• _Written request_
Repeat each line exactly as it is written.

• _Records for the exercise_
==========
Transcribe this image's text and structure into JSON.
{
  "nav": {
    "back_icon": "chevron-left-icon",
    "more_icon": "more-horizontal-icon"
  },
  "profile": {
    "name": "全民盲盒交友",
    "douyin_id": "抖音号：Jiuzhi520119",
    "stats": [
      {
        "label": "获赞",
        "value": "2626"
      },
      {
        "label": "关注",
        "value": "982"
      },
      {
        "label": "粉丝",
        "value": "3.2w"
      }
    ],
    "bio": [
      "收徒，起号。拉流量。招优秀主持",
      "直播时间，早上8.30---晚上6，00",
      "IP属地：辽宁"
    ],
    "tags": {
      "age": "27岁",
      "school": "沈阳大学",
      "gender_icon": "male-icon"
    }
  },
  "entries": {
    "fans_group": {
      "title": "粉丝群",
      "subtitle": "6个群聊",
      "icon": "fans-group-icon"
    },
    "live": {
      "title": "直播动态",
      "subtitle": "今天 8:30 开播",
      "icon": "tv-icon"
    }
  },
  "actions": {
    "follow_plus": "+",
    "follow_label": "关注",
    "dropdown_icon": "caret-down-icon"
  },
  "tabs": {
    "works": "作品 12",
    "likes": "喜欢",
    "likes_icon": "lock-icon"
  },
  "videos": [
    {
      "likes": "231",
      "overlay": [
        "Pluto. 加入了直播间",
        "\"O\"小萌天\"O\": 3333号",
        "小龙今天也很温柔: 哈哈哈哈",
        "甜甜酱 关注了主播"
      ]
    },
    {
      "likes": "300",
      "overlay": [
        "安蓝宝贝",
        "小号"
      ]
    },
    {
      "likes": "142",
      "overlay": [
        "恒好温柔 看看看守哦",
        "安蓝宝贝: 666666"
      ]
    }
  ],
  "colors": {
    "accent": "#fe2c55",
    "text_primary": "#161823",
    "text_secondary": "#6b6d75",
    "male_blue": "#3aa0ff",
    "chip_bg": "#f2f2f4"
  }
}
==========
• _Exercise result_
Transcribe this image's text and structure into JSON.
{
  "nav": {
    "back_icon": "chevron-left-icon",
    "more_icon": "more-horizontal-icon"
  },
  "profile": {
    "name": "全民盲盒交友",
    "douyin_id": "抖音号：Jiuzhi520119",
    "stats": [
      {
        "label": "获赞",
        "value": "2626"
      },
      {
        "label": "关注",
        "value": "982"
      },
      {
        "label": "粉丝",
        "value": "3.2w"
      }
    ],
    "bio": [
      "收徒，起号。拉流量。招优秀主持",
      "直播时间，早上8.30---晚上6，00",
      "IP属地：辽宁"
    ],
    "tags": {
      "age": "27岁",
      "school": "沈阳大学",
      "gender_icon": "male-icon"
    }
  },
  "entries": {
    "fans_group": {
      "title": "粉丝群",
      "subtitle": "6个群聊",
      "icon": "fans-group-icon"
    },
    "live": {
      "title": "直播动态",
      "subtitle": "今天 8:30 开播",
      "icon": "tv-icon"
    }
  },
  "actions": {
    "follow_plus": "+",
    "follow_label": "关注",
    "dropdown_icon": "caret-down-icon"
  },
  "tabs": {
    "works": "作品 12",
    "likes": "喜欢",
    "likes_icon": "lock-icon"
  },
  "videos": [
    {
      "likes": "231",
      "overlay": [
        "Pluto. 加入了直播间",
        "\"O\"小萌天\"O\": 3333号",
        "小龙今天也很温柔: 哈哈哈哈",
        "甜甜酱 关注了主播"
      ]
    },
    {
      "likes": "300",
      "overlay": [
        "安蓝宝贝",
        "小号"
      ]
    },
    {
      "likes": "142",
      "overlay": [
        "恒好温柔 看看看守哦",
        "安蓝宝贝: 666666"
      ]
    }
  ],
  "colors": {
    "accent": "#fe2c55",
    "text_primary": "#161823",
    "text_secondary": "#6b6d75",
    "male_blue": "#3aa0ff",
    "chip_bg": "#f2f2f4"
  }
}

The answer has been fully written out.